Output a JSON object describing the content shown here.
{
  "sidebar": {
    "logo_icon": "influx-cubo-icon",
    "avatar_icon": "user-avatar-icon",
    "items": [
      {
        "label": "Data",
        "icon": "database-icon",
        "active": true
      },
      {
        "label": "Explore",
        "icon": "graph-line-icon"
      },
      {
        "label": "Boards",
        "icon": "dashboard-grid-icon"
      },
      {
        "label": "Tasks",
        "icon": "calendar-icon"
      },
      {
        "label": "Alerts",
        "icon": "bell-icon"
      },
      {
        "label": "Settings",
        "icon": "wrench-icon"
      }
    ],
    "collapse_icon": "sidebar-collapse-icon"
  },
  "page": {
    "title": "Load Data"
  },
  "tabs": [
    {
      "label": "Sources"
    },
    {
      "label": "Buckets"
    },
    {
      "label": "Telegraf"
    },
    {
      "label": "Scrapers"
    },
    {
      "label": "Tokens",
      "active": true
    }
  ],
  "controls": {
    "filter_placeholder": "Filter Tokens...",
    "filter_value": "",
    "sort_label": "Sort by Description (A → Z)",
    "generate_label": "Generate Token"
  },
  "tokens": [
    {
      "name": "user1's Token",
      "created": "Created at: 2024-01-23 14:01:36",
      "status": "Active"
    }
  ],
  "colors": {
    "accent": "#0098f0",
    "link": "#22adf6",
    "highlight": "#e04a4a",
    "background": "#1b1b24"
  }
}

**SET EXERCISE**
Print the listing above in its entirety, with every line exact.

**SOLUTION TO THE EXERCISE**
Output a JSON object describing the content shown here.
{
  "sidebar": {
    "logo_icon": "influx-cubo-icon",
    "avatar_icon": "user-avatar-icon",
    "items": [
      {
        "label": "Data",
        "icon": "database-icon",
        "active": true
      },
      {
        "label": "Explore",
        "icon": "graph-line-icon"
      },
      {
        "label": "Boards",
        "icon": "dashboard-grid-icon"
      },
      {
        "label": "Tasks",
        "icon": "calendar-icon"
      },
      {
        "label": "Alerts",
        "icon": "bell-icon"
      },
      {
        "label": "Settings",
        "icon": "wrench-icon"
      }
    ],
    "collapse_icon": "sidebar-collapse-icon"
  },
  "page": {
    "title": "Load Data"
  },
  "tabs": [
    {
      "label": "Sources"
    },
    {
      "label": "Buckets"
    },
    {
      "label": "Telegraf"
    },
    {
      "label": "Scrapers"
    },
    {
      "label": "Tokens",
      "active": true
    }
  ],
  "controls": {
    "filter_placeholder": "Filter Tokens...",
    "filter_value": "",
    "sort_label": "Sort by Description (A → Z)",
    "generate_label": "Generate Token"
  },
  "tokens": [
    {
      "name": "user1's Token",
      "created": "Created at: 2024-01-23 14:01:36",
      "status": "Active"
    }
  ],
  "colors": {
    "accent": "#0098f0",
    "link": "#22adf6",
    "highlight": "#e04a4a",
    "background": "#1b1b24"
  }
}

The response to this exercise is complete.